[START Recorded information]

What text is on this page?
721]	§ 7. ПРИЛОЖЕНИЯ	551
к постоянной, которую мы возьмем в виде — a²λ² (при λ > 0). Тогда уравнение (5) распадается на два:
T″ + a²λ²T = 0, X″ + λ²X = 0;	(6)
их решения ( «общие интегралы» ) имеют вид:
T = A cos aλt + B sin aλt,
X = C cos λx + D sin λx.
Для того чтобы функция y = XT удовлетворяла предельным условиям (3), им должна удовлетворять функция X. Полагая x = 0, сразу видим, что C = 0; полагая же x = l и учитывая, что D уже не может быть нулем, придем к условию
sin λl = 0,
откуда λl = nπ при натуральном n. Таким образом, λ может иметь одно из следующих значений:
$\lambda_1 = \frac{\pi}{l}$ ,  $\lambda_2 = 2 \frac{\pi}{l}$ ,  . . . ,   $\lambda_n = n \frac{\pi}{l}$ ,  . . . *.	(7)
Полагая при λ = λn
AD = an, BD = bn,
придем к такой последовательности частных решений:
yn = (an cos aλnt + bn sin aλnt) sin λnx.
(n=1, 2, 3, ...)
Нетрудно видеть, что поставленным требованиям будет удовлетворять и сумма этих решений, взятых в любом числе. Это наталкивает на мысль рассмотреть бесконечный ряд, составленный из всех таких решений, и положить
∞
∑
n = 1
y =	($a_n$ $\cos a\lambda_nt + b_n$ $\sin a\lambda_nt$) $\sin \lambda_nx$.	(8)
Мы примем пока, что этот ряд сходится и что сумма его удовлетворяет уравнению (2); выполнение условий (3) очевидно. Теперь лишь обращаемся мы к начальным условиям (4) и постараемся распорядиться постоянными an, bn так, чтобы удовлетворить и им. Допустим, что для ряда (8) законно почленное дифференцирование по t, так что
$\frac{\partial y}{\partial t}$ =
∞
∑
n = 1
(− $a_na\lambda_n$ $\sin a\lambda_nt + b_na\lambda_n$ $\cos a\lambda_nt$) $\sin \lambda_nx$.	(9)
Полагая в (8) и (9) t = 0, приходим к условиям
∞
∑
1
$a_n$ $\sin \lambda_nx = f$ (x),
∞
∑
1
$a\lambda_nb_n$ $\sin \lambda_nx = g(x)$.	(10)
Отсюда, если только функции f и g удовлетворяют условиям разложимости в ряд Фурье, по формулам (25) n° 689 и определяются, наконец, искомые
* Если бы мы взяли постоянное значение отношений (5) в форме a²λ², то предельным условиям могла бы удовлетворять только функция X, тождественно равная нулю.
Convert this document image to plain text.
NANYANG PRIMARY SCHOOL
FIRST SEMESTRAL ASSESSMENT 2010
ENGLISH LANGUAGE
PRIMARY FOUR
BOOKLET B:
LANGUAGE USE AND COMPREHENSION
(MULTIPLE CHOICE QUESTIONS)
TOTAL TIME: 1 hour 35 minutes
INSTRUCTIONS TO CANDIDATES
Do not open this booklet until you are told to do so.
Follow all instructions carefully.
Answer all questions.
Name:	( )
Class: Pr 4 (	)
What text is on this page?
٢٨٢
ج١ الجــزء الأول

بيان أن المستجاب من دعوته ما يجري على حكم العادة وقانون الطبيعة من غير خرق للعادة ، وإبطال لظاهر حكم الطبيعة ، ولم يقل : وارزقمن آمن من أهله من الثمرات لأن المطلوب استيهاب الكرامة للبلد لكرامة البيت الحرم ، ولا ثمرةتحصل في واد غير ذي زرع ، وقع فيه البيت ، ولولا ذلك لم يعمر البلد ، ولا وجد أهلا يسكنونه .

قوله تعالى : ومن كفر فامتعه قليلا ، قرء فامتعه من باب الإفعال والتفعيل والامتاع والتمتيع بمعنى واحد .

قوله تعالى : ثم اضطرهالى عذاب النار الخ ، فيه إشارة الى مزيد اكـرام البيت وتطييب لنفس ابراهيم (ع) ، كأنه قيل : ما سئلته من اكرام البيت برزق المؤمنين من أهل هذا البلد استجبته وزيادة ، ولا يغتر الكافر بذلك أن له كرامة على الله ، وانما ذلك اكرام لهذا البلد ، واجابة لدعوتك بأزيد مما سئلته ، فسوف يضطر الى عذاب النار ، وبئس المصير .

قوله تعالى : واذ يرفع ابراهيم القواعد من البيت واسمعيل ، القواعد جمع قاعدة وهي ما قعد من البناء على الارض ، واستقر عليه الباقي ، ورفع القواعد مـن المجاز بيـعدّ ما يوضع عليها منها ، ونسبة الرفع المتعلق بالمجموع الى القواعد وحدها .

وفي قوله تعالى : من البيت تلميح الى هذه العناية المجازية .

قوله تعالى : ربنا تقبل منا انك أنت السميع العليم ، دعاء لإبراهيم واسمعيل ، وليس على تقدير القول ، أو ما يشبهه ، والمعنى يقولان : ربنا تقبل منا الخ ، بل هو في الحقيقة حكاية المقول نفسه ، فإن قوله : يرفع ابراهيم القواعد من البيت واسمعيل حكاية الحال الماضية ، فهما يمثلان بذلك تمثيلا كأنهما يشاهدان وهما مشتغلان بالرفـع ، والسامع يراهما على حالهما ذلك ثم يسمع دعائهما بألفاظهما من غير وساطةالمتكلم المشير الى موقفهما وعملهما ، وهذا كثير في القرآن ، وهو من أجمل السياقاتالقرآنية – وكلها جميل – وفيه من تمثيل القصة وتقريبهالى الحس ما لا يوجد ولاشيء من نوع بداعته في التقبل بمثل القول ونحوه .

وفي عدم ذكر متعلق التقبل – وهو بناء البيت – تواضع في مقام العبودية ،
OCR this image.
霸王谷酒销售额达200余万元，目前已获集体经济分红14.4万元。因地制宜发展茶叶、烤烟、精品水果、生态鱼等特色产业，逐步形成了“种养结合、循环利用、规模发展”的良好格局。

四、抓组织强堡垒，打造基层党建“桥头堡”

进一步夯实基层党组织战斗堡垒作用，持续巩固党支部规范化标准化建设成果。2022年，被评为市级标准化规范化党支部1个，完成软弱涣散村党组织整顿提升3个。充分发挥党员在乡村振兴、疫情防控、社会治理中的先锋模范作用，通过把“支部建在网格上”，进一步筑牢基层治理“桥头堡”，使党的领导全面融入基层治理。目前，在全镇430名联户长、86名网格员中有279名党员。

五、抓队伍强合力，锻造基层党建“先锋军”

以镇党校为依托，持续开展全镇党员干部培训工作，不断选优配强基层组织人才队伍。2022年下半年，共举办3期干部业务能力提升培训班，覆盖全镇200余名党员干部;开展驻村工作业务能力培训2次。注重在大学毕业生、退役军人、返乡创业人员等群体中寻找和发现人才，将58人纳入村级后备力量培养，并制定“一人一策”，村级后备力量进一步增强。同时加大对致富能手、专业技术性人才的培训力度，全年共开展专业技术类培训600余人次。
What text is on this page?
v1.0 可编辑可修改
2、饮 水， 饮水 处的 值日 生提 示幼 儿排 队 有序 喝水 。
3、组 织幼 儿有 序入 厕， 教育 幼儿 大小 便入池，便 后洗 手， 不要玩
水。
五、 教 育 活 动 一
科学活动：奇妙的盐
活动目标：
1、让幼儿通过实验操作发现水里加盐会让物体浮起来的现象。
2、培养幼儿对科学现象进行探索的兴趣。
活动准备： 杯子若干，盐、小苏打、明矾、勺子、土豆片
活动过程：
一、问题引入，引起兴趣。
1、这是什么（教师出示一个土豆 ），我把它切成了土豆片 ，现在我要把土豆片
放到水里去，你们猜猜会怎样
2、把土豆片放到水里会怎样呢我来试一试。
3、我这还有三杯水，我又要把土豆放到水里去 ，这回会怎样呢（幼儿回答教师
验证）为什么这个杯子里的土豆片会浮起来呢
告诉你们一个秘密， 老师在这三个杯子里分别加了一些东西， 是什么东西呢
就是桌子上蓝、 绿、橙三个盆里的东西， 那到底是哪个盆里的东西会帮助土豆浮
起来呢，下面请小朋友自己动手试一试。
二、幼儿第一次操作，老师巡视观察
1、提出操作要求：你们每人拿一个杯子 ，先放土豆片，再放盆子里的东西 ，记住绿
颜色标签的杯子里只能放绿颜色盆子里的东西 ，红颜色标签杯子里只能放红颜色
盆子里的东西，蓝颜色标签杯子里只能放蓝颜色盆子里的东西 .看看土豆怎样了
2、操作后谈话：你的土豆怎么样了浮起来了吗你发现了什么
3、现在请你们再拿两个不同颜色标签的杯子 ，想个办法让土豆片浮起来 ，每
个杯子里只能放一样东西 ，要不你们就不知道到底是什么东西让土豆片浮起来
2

[END Recorded information]

#### Written exercise
In the listing above, find the lines holding the word "может" and copy them.

#### Response to this exercise
Для того чтобы функция y = XT удовлетворяла предельным условиям (3), им должна удовлетворять функция X. Полагая x = 0, сразу видим, что C = 0; полагая же x = l и учитывая, что D уже не может быть нулем, придем к условию
откуда λl = nπ при натуральном n. Таким образом, λ может иметь одно из следующих значений:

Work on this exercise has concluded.